WHAT THE TASK ASKS:
Pull every line containing "this" from the entries.

· · · · ·

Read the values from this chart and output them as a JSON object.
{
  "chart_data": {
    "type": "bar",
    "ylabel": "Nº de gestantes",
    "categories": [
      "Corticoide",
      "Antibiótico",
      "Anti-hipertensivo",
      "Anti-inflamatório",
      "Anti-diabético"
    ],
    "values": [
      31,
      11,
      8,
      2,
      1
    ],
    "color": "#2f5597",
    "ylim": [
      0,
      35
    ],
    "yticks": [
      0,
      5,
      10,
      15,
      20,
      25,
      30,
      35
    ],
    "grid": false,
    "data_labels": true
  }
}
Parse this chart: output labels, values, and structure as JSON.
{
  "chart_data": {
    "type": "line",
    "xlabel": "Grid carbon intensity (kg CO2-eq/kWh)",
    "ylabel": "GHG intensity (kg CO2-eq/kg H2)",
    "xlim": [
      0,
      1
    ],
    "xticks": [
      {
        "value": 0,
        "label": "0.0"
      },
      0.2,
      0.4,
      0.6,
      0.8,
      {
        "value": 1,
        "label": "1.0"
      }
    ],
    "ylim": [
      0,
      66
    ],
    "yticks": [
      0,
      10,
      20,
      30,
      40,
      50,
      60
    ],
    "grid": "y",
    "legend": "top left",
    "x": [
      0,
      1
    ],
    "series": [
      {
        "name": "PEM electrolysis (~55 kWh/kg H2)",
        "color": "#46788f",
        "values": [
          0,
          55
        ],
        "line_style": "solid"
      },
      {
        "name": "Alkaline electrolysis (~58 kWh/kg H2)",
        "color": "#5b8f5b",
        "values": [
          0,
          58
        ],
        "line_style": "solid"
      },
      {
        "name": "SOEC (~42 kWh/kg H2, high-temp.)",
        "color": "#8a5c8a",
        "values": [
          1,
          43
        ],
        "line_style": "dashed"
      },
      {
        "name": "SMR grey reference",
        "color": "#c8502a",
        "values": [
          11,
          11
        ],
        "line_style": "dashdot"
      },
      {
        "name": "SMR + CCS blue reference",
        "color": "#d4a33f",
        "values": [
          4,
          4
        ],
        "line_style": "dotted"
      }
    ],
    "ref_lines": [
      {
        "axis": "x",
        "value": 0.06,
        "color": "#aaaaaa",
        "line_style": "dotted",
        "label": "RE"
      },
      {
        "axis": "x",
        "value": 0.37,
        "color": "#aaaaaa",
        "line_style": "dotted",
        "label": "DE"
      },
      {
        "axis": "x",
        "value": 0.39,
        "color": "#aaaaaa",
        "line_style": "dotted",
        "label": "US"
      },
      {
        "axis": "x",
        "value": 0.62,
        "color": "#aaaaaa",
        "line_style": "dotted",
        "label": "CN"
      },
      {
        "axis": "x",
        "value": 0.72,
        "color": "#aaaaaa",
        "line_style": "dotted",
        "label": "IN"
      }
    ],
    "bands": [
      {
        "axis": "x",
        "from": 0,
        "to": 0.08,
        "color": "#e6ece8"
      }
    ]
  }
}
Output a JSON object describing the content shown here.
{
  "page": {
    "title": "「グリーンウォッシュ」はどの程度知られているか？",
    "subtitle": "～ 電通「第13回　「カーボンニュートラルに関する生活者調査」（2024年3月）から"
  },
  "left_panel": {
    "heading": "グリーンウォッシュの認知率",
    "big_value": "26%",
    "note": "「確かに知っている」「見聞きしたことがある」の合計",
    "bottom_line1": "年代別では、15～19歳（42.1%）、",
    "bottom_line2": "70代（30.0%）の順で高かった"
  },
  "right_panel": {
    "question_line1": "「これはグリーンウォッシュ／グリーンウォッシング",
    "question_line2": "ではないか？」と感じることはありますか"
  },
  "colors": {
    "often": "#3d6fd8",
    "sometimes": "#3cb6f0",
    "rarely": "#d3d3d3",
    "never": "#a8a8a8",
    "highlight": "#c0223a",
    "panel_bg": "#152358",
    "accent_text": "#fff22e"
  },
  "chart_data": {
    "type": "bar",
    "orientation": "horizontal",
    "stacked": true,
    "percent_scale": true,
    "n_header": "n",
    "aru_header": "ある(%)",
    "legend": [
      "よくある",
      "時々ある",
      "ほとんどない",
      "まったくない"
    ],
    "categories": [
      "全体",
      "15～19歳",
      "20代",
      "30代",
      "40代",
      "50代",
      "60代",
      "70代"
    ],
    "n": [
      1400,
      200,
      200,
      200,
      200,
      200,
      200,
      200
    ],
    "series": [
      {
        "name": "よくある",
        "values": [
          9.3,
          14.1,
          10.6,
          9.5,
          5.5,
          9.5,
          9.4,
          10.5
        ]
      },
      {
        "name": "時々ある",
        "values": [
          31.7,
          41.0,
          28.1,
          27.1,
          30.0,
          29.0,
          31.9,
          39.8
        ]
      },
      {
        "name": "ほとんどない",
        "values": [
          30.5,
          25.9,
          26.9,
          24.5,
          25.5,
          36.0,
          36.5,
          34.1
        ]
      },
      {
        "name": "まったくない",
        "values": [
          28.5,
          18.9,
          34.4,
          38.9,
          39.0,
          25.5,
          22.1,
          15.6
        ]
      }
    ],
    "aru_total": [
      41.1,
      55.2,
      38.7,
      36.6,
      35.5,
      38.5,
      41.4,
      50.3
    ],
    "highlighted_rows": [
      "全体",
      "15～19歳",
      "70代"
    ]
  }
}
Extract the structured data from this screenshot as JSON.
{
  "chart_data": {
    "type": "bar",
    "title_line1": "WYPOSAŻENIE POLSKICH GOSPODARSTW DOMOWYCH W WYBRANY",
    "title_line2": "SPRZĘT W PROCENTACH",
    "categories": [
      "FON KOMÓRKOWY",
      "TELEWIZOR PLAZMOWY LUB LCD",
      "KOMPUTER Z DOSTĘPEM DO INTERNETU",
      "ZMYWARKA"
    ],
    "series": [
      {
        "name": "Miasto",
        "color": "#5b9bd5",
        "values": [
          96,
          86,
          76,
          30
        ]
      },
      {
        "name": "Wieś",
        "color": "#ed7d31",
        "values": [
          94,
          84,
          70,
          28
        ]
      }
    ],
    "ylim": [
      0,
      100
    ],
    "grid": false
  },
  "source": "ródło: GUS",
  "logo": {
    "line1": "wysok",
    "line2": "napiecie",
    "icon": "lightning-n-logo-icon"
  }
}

· · · · ·

EXERCISE OUTPUT:
Read the values from this chart and output them as a JSON object.
Parse this chart: output labels, values, and structure as JSON.
Extract the structured data from this screenshot as JSON.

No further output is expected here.